** START OF DATA IN THIS EXERCISE **

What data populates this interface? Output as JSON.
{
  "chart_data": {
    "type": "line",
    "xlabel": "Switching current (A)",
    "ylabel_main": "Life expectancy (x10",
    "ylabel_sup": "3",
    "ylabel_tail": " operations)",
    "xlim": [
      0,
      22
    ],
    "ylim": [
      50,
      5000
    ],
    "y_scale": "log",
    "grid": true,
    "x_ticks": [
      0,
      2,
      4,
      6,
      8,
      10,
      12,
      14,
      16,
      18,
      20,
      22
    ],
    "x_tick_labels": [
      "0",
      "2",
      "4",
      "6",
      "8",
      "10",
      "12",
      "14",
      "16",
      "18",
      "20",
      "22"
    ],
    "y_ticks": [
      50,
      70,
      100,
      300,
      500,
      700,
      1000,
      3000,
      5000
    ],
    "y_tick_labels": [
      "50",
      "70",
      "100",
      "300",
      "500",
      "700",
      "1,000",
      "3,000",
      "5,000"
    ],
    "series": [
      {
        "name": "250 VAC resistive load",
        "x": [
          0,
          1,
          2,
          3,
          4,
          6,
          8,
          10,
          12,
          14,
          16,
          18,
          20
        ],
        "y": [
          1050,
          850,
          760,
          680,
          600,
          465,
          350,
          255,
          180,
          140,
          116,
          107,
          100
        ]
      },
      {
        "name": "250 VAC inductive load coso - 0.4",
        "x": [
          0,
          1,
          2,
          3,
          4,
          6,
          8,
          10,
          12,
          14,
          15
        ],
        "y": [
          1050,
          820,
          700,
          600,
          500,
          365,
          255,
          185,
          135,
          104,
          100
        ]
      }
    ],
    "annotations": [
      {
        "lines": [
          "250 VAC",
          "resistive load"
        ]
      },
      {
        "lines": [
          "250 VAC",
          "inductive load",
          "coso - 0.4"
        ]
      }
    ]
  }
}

** END OF DATA IN THIS EXERCISE **
** START OF DATA IN THIS EXERCISE **

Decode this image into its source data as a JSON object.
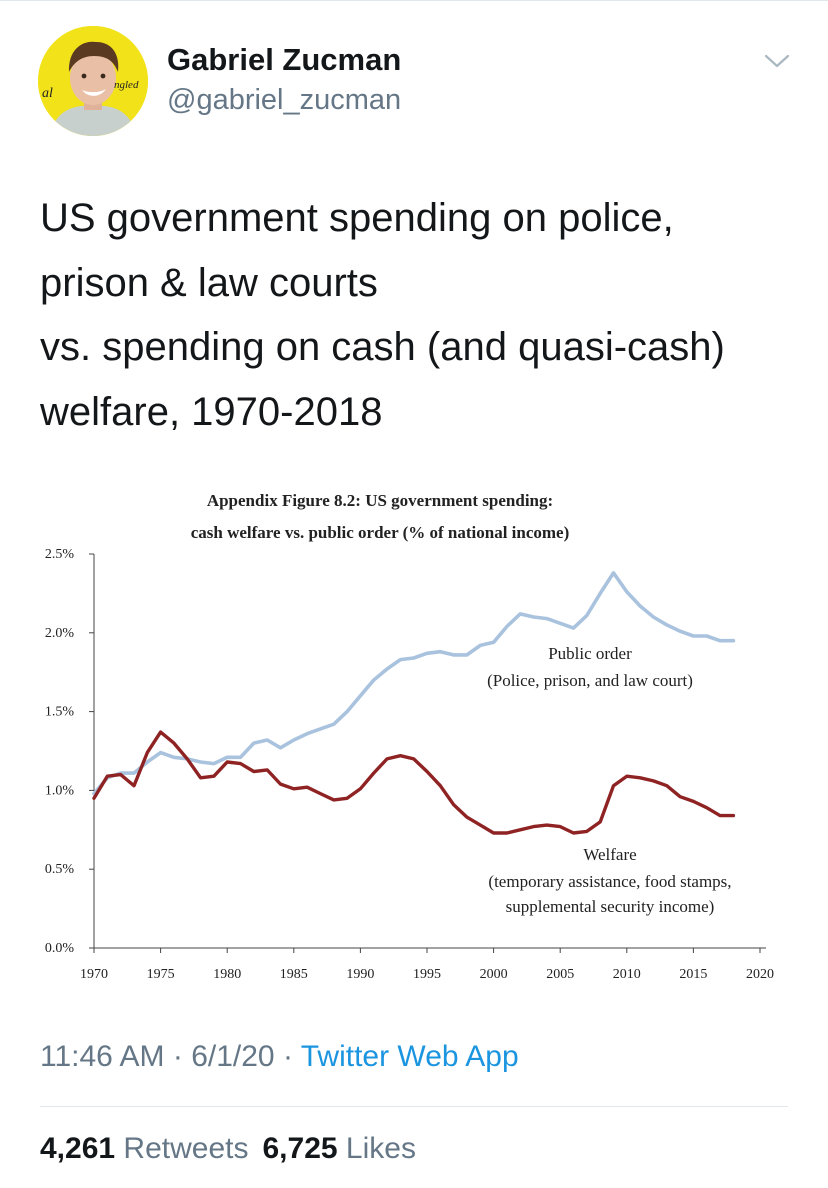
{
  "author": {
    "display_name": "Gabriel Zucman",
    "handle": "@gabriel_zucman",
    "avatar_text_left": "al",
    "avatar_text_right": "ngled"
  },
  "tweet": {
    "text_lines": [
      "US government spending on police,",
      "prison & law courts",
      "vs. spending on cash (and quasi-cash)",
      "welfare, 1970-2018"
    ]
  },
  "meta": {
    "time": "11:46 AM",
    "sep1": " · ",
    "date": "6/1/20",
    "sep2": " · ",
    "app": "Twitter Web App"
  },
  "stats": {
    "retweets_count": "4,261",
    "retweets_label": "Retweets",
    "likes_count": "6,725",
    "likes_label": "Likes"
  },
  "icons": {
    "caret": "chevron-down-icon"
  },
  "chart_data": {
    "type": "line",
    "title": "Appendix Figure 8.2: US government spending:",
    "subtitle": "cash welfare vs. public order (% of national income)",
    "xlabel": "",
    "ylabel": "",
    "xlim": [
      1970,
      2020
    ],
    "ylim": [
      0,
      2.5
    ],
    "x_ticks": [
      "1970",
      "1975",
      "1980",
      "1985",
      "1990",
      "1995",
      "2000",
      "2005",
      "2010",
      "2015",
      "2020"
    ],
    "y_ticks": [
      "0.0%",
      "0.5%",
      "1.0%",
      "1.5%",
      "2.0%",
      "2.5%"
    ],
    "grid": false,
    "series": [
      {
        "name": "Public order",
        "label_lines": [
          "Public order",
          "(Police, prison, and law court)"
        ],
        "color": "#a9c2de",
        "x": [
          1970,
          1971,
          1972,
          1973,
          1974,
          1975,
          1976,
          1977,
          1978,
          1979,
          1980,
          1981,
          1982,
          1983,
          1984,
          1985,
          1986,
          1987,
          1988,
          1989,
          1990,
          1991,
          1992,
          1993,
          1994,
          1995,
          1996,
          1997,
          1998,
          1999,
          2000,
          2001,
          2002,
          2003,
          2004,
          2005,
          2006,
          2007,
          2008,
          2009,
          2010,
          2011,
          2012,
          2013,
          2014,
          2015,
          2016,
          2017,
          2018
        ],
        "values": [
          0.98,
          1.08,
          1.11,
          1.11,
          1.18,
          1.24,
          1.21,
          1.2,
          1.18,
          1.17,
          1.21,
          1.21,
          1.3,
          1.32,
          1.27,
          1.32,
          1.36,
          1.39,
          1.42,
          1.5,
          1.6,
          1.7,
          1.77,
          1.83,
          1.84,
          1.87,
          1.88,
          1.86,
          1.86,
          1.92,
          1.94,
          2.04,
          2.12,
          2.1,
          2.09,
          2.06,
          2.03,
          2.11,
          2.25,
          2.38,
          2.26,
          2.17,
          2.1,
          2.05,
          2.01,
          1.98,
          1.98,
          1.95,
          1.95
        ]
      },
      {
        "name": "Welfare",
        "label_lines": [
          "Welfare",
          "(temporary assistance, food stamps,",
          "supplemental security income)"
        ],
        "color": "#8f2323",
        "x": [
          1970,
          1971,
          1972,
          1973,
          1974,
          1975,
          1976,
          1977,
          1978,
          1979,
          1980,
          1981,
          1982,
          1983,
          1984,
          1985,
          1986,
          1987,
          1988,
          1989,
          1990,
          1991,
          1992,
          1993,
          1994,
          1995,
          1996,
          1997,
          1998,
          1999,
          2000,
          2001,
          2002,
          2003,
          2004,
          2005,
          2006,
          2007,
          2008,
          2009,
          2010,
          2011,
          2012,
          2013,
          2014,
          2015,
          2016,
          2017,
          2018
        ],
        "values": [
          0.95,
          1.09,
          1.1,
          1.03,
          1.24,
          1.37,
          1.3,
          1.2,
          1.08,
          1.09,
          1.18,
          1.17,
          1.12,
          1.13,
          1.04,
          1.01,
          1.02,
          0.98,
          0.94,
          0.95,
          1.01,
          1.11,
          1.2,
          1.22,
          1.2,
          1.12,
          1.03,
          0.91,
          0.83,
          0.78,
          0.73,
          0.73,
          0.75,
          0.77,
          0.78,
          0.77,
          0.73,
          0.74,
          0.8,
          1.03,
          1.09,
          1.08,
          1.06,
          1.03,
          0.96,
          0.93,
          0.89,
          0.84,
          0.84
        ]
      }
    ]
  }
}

** END OF DATA IN THIS EXERCISE **

**WHAT THE TASK ASKS:**
Search the material above for "spending". Pull out each line where it shows up.

**RESULT OF THIS EXERCISE:**
      "US government spending on police,",
      "vs. spending on cash (and quasi-cash)",
    "title": "Appendix Figure 8.2: US government spending:",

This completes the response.